• AIM: Each line of the material below should be reproduced exactly.

• SUPPLIED RECORDS:
==========

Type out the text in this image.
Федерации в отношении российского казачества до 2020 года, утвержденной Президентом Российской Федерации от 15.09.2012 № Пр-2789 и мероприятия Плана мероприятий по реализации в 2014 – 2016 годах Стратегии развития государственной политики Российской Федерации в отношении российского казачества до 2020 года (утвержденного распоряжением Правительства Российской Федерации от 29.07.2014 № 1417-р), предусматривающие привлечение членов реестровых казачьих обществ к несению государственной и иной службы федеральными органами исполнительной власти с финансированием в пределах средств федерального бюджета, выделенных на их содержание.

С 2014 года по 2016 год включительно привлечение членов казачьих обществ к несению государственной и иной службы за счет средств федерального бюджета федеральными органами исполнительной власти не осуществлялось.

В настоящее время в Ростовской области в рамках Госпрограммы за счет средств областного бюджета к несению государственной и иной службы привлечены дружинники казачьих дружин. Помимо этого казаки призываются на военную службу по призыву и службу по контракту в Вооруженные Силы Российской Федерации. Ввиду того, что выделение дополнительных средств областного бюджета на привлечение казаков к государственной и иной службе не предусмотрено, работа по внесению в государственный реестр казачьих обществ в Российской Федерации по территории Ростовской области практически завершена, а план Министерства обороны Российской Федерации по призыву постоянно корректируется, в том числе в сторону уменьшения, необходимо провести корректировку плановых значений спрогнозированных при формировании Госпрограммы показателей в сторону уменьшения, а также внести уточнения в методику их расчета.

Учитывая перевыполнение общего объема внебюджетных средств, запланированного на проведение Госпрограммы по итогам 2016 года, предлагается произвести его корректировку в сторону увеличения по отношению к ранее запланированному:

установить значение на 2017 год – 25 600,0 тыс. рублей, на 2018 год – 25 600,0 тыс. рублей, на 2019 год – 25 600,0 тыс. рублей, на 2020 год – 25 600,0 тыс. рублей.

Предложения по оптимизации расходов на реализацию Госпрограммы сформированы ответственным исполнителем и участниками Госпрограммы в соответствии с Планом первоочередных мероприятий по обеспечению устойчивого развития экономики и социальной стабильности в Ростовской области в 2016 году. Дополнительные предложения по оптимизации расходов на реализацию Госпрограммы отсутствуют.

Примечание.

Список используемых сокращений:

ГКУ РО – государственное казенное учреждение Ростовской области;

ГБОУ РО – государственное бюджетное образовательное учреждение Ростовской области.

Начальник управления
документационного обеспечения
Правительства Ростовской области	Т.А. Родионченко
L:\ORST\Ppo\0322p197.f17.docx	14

==========

• RESULT BELOW:
Type out the text in this image.
Федерации в отношении российского казачества до 2020 года, утвержденной Президентом Российской Федерации от 15.09.2012 № Пр-2789 и мероприятия Плана мероприятий по реализации в 2014 – 2016 годах Стратегии развития государственной политики Российской Федерации в отношении российского казачества до 2020 года (утвержденного распоряжением Правительства Российской Федерации от 29.07.2014 № 1417-р), предусматривающие привлечение членов реестровых казачьих обществ к несению государственной и иной службы федеральными органами исполнительной власти с финансированием в пределах средств федерального бюджета, выделенных на их содержание.

С 2014 года по 2016 год включительно привлечение членов казачьих обществ к несению государственной и иной службы за счет средств федерального бюджета федеральными органами исполнительной власти не осуществлялось.

В настоящее время в Ростовской области в рамках Госпрограммы за счет средств областного бюджета к несению государственной и иной службы привлечены дружинники казачьих дружин. Помимо этого казаки призываются на военную службу по призыву и службу по контракту в Вооруженные Силы Российской Федерации. Ввиду того, что выделение дополнительных средств областного бюджета на привлечение казаков к государственной и иной службе не предусмотрено, работа по внесению в государственный реестр казачьих обществ в Российской Федерации по территории Ростовской области практически завершена, а план Министерства обороны Российской Федерации по призыву постоянно корректируется, в том числе в сторону уменьшения, необходимо провести корректировку плановых значений спрогнозированных при формировании Госпрограммы показателей в сторону уменьшения, а также внести уточнения в методику их расчета.

Учитывая перевыполнение общего объема внебюджетных средств, запланированного на проведение Госпрограммы по итогам 2016 года, предлагается произвести его корректировку в сторону увеличения по отношению к ранее запланированному:

установить значение на 2017 год – 25 600,0 тыс. рублей, на 2018 год – 25 600,0 тыс. рублей, на 2019 год – 25 600,0 тыс. рублей, на 2020 год – 25 600,0 тыс. рублей.

Предложения по оптимизации расходов на реализацию Госпрограммы сформированы ответственным исполнителем и участниками Госпрограммы в соответствии с Планом первоочередных мероприятий по обеспечению устойчивого развития экономики и социальной стабильности в Ростовской области в 2016 году. Дополнительные предложения по оптимизации расходов на реализацию Госпрограммы отсутствуют.

Примечание.

Список используемых сокращений:

ГКУ РО – государственное казенное учреждение Ростовской области;

ГБОУ РО – государственное бюджетное образовательное учреждение Ростовской области.

Начальник управления
документационного обеспечения
Правительства Ростовской области	Т.А. Родионченко
L:\ORST\Ppo\0322p197.f17.docx	14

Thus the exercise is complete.